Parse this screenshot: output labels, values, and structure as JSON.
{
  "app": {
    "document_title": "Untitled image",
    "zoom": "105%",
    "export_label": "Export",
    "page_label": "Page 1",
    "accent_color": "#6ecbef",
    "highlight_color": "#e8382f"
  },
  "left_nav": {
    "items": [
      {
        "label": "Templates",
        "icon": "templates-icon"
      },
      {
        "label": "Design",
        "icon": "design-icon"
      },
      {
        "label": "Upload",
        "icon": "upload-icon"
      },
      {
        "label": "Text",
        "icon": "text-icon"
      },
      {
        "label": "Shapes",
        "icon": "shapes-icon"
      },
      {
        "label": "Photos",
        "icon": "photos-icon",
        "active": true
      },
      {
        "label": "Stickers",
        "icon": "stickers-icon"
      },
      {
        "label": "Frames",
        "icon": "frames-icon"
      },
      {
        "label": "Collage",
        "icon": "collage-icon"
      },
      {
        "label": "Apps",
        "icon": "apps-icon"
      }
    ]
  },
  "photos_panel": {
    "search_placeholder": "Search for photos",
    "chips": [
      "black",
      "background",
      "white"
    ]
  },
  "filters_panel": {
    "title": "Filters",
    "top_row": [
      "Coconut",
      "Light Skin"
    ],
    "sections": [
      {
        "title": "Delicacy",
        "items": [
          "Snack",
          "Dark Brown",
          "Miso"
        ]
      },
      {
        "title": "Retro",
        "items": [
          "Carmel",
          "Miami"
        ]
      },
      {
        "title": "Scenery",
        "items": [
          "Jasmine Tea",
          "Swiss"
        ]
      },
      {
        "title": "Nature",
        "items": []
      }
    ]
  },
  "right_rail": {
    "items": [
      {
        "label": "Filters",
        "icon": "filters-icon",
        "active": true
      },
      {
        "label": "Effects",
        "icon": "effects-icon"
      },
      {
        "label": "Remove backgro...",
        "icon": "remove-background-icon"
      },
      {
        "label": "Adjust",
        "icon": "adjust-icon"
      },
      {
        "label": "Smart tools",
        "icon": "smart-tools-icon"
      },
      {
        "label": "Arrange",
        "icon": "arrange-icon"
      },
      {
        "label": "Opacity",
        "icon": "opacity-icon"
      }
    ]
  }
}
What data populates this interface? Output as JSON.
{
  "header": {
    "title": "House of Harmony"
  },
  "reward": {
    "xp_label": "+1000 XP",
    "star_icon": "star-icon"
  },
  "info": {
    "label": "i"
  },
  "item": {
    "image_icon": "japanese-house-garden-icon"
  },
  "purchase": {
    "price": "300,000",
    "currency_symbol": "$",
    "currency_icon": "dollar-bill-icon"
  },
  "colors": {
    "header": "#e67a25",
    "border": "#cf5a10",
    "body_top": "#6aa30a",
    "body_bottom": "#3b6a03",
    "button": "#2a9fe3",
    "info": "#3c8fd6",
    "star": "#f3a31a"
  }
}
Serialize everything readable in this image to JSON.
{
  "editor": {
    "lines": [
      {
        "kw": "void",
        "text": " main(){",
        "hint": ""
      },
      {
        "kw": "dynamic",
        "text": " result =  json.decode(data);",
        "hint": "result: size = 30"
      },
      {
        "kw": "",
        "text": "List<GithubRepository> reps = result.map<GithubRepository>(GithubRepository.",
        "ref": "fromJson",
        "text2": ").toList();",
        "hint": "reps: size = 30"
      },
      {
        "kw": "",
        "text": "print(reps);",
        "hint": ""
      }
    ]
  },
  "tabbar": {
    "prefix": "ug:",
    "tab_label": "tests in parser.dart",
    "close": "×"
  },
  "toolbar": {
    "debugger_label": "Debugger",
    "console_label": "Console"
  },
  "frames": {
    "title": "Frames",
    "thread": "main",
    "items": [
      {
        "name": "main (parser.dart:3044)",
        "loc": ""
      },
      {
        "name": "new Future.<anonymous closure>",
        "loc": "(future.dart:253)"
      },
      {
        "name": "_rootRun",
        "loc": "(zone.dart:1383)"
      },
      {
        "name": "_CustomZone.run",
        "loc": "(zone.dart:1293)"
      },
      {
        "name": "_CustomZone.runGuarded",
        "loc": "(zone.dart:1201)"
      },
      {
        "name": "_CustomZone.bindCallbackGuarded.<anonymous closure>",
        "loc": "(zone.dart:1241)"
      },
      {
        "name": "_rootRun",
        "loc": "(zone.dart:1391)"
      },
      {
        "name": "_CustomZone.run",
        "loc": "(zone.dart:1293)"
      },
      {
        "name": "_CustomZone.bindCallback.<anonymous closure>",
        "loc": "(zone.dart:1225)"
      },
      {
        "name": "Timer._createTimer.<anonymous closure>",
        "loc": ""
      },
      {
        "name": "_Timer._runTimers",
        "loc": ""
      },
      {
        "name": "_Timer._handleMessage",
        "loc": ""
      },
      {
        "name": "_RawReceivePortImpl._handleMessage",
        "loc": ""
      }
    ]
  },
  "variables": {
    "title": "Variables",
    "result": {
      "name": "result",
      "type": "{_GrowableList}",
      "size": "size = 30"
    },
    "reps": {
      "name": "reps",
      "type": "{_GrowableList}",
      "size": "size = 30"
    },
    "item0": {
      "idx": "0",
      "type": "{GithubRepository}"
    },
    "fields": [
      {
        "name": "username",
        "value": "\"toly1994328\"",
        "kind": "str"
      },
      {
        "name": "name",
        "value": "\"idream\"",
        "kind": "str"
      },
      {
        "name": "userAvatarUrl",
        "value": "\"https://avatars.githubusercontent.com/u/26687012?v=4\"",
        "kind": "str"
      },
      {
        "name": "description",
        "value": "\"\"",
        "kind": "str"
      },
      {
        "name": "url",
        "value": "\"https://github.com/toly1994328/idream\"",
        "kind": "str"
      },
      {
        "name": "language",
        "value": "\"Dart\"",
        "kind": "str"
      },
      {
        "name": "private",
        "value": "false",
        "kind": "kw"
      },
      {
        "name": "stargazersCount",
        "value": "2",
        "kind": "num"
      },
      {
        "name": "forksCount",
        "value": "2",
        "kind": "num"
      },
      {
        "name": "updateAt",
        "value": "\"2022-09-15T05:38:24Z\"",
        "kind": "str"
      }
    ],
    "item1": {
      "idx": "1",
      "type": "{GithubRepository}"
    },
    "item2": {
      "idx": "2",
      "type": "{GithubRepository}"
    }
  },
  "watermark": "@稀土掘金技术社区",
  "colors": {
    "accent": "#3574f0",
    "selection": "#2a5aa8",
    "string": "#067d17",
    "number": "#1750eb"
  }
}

**Problem description:** From the records given above, copy all lines containing "data".

**Solved exercise:**
What data populates this interface? Output as JSON.
        "text": " result =  json.decode(data);",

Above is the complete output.